Extracts from a graphics dataset:
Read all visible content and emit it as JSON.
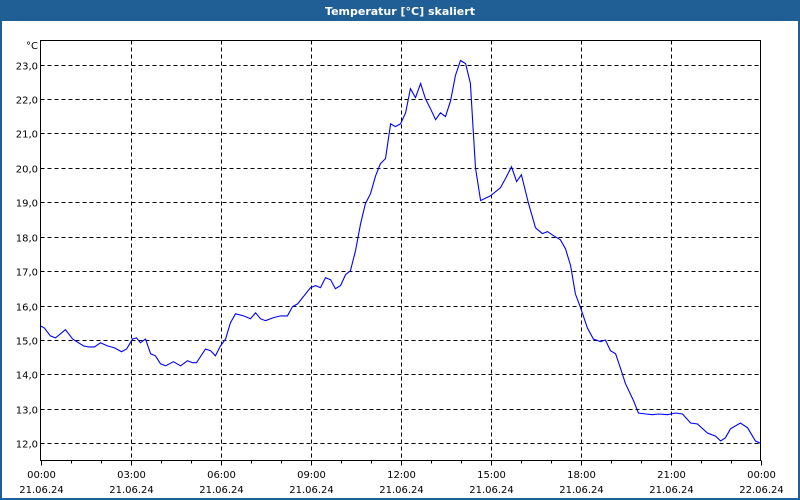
{
  "window": {
    "title": "Temperatur [°C] skaliert"
  },
  "chart_data": {
    "type": "line",
    "title": "Temperatur [°C] skaliert",
    "ylabel": "°C",
    "xlabel": "",
    "xlim": [
      0,
      24
    ],
    "ylim": [
      11.5,
      23.7
    ],
    "grid": true,
    "line_color": "#0000ff",
    "yticks": [
      {
        "v": 23,
        "label": "23,0"
      },
      {
        "v": 22,
        "label": "22,0"
      },
      {
        "v": 21,
        "label": "21,0"
      },
      {
        "v": 20,
        "label": "20,0"
      },
      {
        "v": 19,
        "label": "19,0"
      },
      {
        "v": 18,
        "label": "18,0"
      },
      {
        "v": 17,
        "label": "17,0"
      },
      {
        "v": 16,
        "label": "16,0"
      },
      {
        "v": 15,
        "label": "15,0"
      },
      {
        "v": 14,
        "label": "14,0"
      },
      {
        "v": 13,
        "label": "13,0"
      },
      {
        "v": 12,
        "label": "12,0"
      }
    ],
    "xticks": [
      {
        "h": 0,
        "time": "00:00",
        "date": "21.06.24"
      },
      {
        "h": 3,
        "time": "03:00",
        "date": "21.06.24"
      },
      {
        "h": 6,
        "time": "06:00",
        "date": "21.06.24"
      },
      {
        "h": 9,
        "time": "09:00",
        "date": "21.06.24"
      },
      {
        "h": 12,
        "time": "12:00",
        "date": "21.06.24"
      },
      {
        "h": 15,
        "time": "15:00",
        "date": "21.06.24"
      },
      {
        "h": 18,
        "time": "18:00",
        "date": "21.06.24"
      },
      {
        "h": 21,
        "time": "21:00",
        "date": "21.06.24"
      },
      {
        "h": 24,
        "time": "00:00",
        "date": "22.06.24"
      }
    ],
    "series": [
      {
        "name": "Temperatur",
        "x": [
          0,
          0.13,
          0.33,
          0.5,
          0.83,
          1.07,
          1.43,
          1.6,
          1.8,
          2,
          2.23,
          2.47,
          2.7,
          2.87,
          3.07,
          3.2,
          3.33,
          3.5,
          3.67,
          3.83,
          4,
          4.17,
          4.43,
          4.67,
          4.9,
          5.07,
          5.2,
          5.5,
          5.67,
          5.83,
          6,
          6.17,
          6.33,
          6.5,
          6.77,
          7,
          7.17,
          7.33,
          7.5,
          7.77,
          8,
          8.23,
          8.4,
          8.57,
          9,
          9.17,
          9.33,
          9.5,
          9.67,
          9.83,
          10,
          10.17,
          10.33,
          10.5,
          10.67,
          10.83,
          11,
          11.17,
          11.33,
          11.5,
          11.67,
          11.83,
          12,
          12.17,
          12.33,
          12.5,
          12.67,
          12.83,
          13,
          13.17,
          13.33,
          13.5,
          13.67,
          13.83,
          14,
          14.17,
          14.33,
          14.43,
          14.5,
          14.67,
          15,
          15.33,
          15.5,
          15.7,
          15.87,
          16.03,
          16.27,
          16.5,
          16.73,
          16.9,
          17.1,
          17.33,
          17.5,
          17.67,
          17.83,
          18,
          18.23,
          18.43,
          18.67,
          18.83,
          19,
          19.17,
          19.33,
          19.5,
          19.77,
          19.93,
          20.17,
          20.4,
          20.6,
          20.9,
          21.17,
          21.4,
          21.67,
          21.9,
          22.23,
          22.5,
          22.67,
          22.83,
          23,
          23.33,
          23.57,
          23.83,
          24
        ],
        "y": [
          15.41,
          15.35,
          15.12,
          15.06,
          15.3,
          15.03,
          14.83,
          14.8,
          14.8,
          14.92,
          14.83,
          14.77,
          14.66,
          14.74,
          15.03,
          15.06,
          14.92,
          15.03,
          14.6,
          14.54,
          14.31,
          14.25,
          14.37,
          14.25,
          14.4,
          14.34,
          14.34,
          14.74,
          14.69,
          14.54,
          14.83,
          15.03,
          15.5,
          15.76,
          15.7,
          15.62,
          15.79,
          15.62,
          15.56,
          15.65,
          15.7,
          15.7,
          15.97,
          16.05,
          16.52,
          16.58,
          16.52,
          16.81,
          16.75,
          16.49,
          16.58,
          16.9,
          17.01,
          17.59,
          18.38,
          18.96,
          19.25,
          19.77,
          20.12,
          20.27,
          21.28,
          21.2,
          21.28,
          21.6,
          22.3,
          22.04,
          22.45,
          22.01,
          21.72,
          21.4,
          21.6,
          21.49,
          21.95,
          22.68,
          23.12,
          23.03,
          22.45,
          21.0,
          20.0,
          19.05,
          19.19,
          19.42,
          19.69,
          20.03,
          19.6,
          19.8,
          18.96,
          18.26,
          18.09,
          18.15,
          18.03,
          17.91,
          17.65,
          17.16,
          16.34,
          15.94,
          15.35,
          15.03,
          14.95,
          15.0,
          14.69,
          14.6,
          14.19,
          13.73,
          13.23,
          12.88,
          12.85,
          12.83,
          12.85,
          12.83,
          12.88,
          12.85,
          12.59,
          12.56,
          12.3,
          12.21,
          12.07,
          12.16,
          12.42,
          12.59,
          12.45,
          12.07,
          12.0
        ]
      }
    ]
  }
}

# Task to carry out
Tally the lines of the records holding the word "title", then give only the resulting number.

# Correct response
2